Copy each line in the data that includes the word "AAAA".
* * * *
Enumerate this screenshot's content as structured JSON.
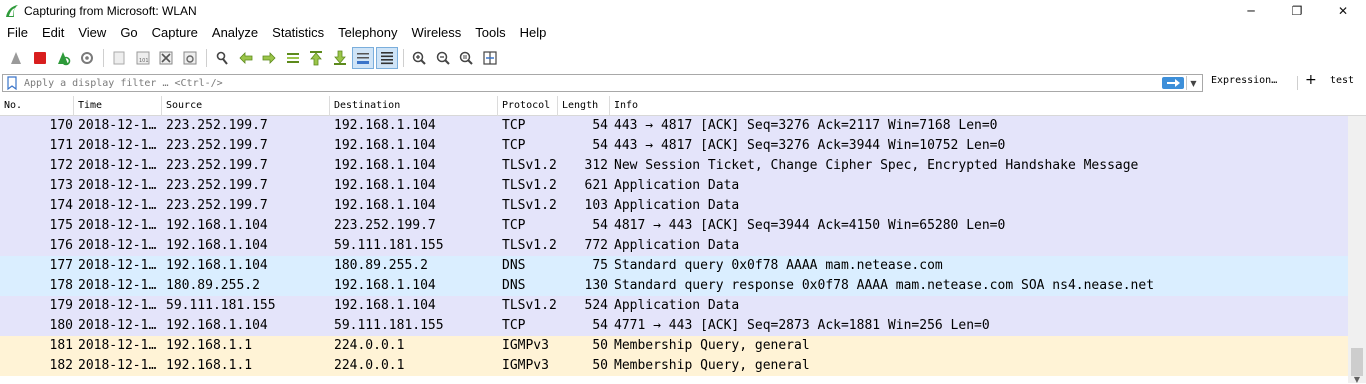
{
  "window": {
    "title": "Capturing from Microsoft: WLAN",
    "minimize": "─",
    "maximize": "❐",
    "close": "✕"
  },
  "menu": [
    "File",
    "Edit",
    "View",
    "Go",
    "Capture",
    "Analyze",
    "Statistics",
    "Telephony",
    "Wireless",
    "Tools",
    "Help"
  ],
  "toolbar": {
    "icons": [
      "shark-fin-start-icon",
      "stop-capture-icon",
      "restart-capture-icon",
      "capture-options-icon",
      "open-file-icon",
      "save-file-icon",
      "close-file-icon",
      "reload-file-icon",
      "find-packet-icon",
      "go-back-icon",
      "go-forward-icon",
      "go-to-packet-icon",
      "go-first-icon",
      "go-last-icon",
      "autoscroll-icon",
      "colorize-icon",
      "zoom-in-icon",
      "zoom-out-icon",
      "normal-size-icon",
      "resize-columns-icon"
    ]
  },
  "filter": {
    "placeholder": "Apply a display filter … <Ctrl-/>",
    "expression_label": "Expression…",
    "plus_label": "+",
    "test_label": "test"
  },
  "columns": {
    "no": "No.",
    "time": "Time",
    "source": "Source",
    "destination": "Destination",
    "protocol": "Protocol",
    "length": "Length",
    "info": "Info"
  },
  "colors": {
    "tcp_row": "#e4e4fa",
    "dns_row": "#daeeff",
    "igmp_row": "#fff3d6"
  },
  "packets": [
    {
      "no": "170",
      "time": "2018-12-1…",
      "source": "223.252.199.7",
      "destination": "192.168.1.104",
      "protocol": "TCP",
      "length": "54",
      "info": "443 → 4817 [ACK] Seq=3276 Ack=2117 Win=7168 Len=0",
      "kind": "tcp"
    },
    {
      "no": "171",
      "time": "2018-12-1…",
      "source": "223.252.199.7",
      "destination": "192.168.1.104",
      "protocol": "TCP",
      "length": "54",
      "info": "443 → 4817 [ACK] Seq=3276 Ack=3944 Win=10752 Len=0",
      "kind": "tcp"
    },
    {
      "no": "172",
      "time": "2018-12-1…",
      "source": "223.252.199.7",
      "destination": "192.168.1.104",
      "protocol": "TLSv1.2",
      "length": "312",
      "info": "New Session Ticket, Change Cipher Spec, Encrypted Handshake Message",
      "kind": "tcp"
    },
    {
      "no": "173",
      "time": "2018-12-1…",
      "source": "223.252.199.7",
      "destination": "192.168.1.104",
      "protocol": "TLSv1.2",
      "length": "621",
      "info": "Application Data",
      "kind": "tcp"
    },
    {
      "no": "174",
      "time": "2018-12-1…",
      "source": "223.252.199.7",
      "destination": "192.168.1.104",
      "protocol": "TLSv1.2",
      "length": "103",
      "info": "Application Data",
      "kind": "tcp"
    },
    {
      "no": "175",
      "time": "2018-12-1…",
      "source": "192.168.1.104",
      "destination": "223.252.199.7",
      "protocol": "TCP",
      "length": "54",
      "info": "4817 → 443 [ACK] Seq=3944 Ack=4150 Win=65280 Len=0",
      "kind": "tcp"
    },
    {
      "no": "176",
      "time": "2018-12-1…",
      "source": "192.168.1.104",
      "destination": "59.111.181.155",
      "protocol": "TLSv1.2",
      "length": "772",
      "info": "Application Data",
      "kind": "tcp"
    },
    {
      "no": "177",
      "time": "2018-12-1…",
      "source": "192.168.1.104",
      "destination": "180.89.255.2",
      "protocol": "DNS",
      "length": "75",
      "info": "Standard query 0x0f78 AAAA mam.netease.com",
      "kind": "dns"
    },
    {
      "no": "178",
      "time": "2018-12-1…",
      "source": "180.89.255.2",
      "destination": "192.168.1.104",
      "protocol": "DNS",
      "length": "130",
      "info": "Standard query response 0x0f78 AAAA mam.netease.com SOA ns4.nease.net",
      "kind": "dns"
    },
    {
      "no": "179",
      "time": "2018-12-1…",
      "source": "59.111.181.155",
      "destination": "192.168.1.104",
      "protocol": "TLSv1.2",
      "length": "524",
      "info": "Application Data",
      "kind": "tcp"
    },
    {
      "no": "180",
      "time": "2018-12-1…",
      "source": "192.168.1.104",
      "destination": "59.111.181.155",
      "protocol": "TCP",
      "length": "54",
      "info": "4771 → 443 [ACK] Seq=2873 Ack=1881 Win=256 Len=0",
      "kind": "tcp"
    },
    {
      "no": "181",
      "time": "2018-12-1…",
      "source": "192.168.1.1",
      "destination": "224.0.0.1",
      "protocol": "IGMPv3",
      "length": "50",
      "info": "Membership Query, general",
      "kind": "igmp"
    },
    {
      "no": "182",
      "time": "2018-12-1…",
      "source": "192.168.1.1",
      "destination": "224.0.0.1",
      "protocol": "IGMPv3",
      "length": "50",
      "info": "Membership Query, general",
      "kind": "igmp"
    }
  ]
}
* * * *
*Complete answer:*
      "info": "Standard query 0x0f78 AAAA mam.netease.com",
      "info": "Standard query response 0x0f78 AAAA mam.netease.com SOA ns4.nease.net",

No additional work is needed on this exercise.